### PROBLEM DESCRIPTION
Below is a listing. Gather each line of it that contains "this".

### DATASET RECORDS

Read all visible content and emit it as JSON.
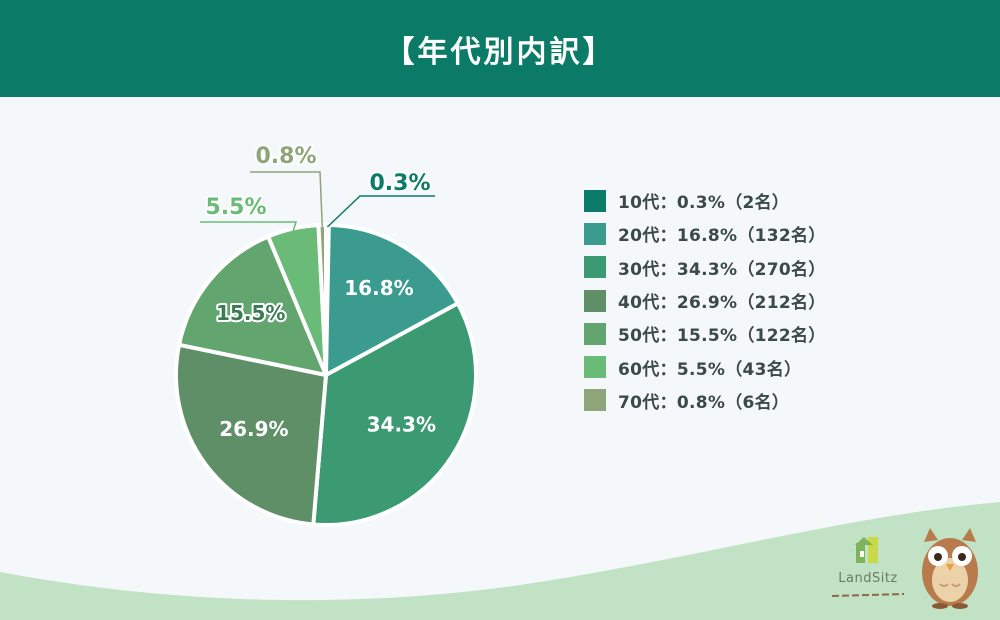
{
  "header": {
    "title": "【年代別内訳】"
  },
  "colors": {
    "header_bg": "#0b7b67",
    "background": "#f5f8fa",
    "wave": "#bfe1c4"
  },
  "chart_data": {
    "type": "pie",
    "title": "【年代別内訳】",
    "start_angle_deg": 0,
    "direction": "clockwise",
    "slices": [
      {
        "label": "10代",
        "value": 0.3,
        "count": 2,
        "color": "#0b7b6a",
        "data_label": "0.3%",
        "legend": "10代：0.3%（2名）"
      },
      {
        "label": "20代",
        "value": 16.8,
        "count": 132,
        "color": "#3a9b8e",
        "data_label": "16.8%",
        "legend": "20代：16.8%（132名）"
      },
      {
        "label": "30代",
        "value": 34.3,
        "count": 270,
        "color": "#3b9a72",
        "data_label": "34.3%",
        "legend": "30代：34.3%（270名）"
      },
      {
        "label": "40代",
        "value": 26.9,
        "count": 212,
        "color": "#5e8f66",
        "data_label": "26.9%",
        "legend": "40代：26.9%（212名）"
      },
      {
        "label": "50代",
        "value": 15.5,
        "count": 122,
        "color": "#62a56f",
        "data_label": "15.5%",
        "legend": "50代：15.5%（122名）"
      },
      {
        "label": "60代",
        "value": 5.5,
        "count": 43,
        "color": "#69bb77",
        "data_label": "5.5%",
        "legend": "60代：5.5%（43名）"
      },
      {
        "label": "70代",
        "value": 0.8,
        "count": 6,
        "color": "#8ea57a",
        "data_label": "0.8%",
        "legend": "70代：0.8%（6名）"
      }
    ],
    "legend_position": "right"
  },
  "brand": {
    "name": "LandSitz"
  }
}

...

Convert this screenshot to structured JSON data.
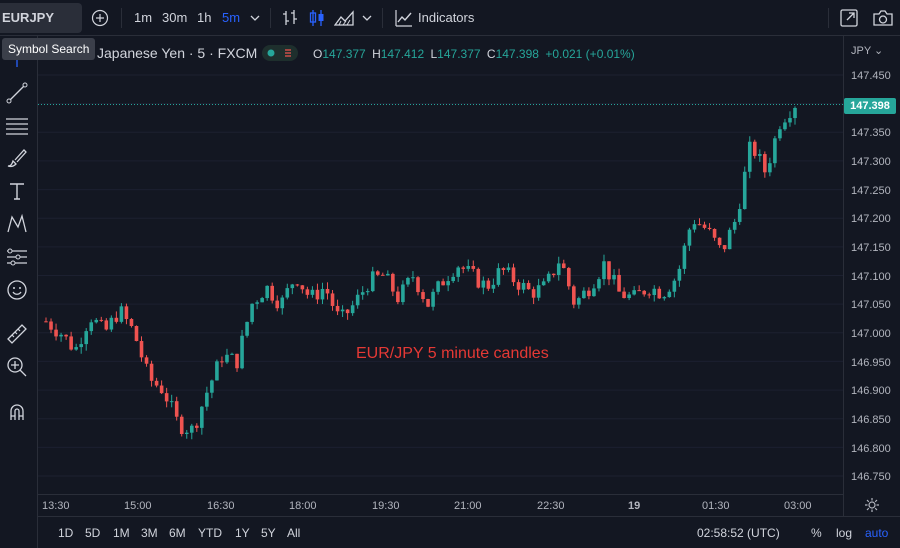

...

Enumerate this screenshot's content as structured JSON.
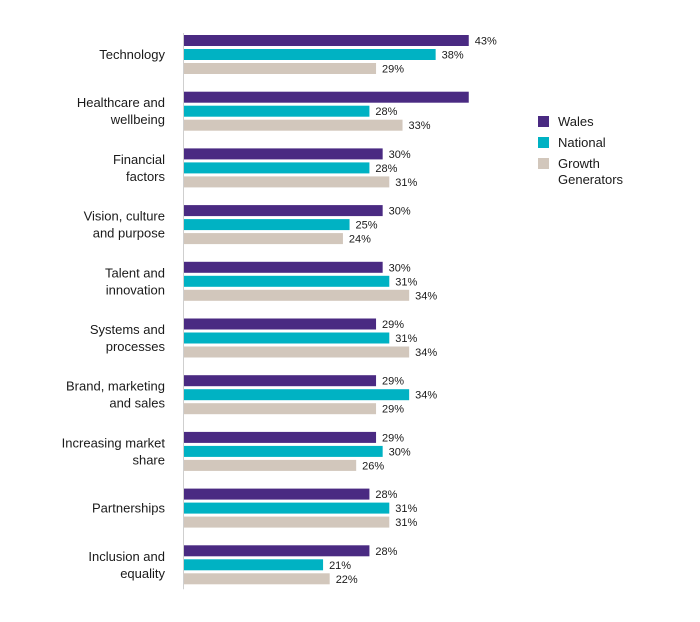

### RESULT
Convert this screenshot to structured JSON data.
Enumerate this screenshot's content as structured JSON.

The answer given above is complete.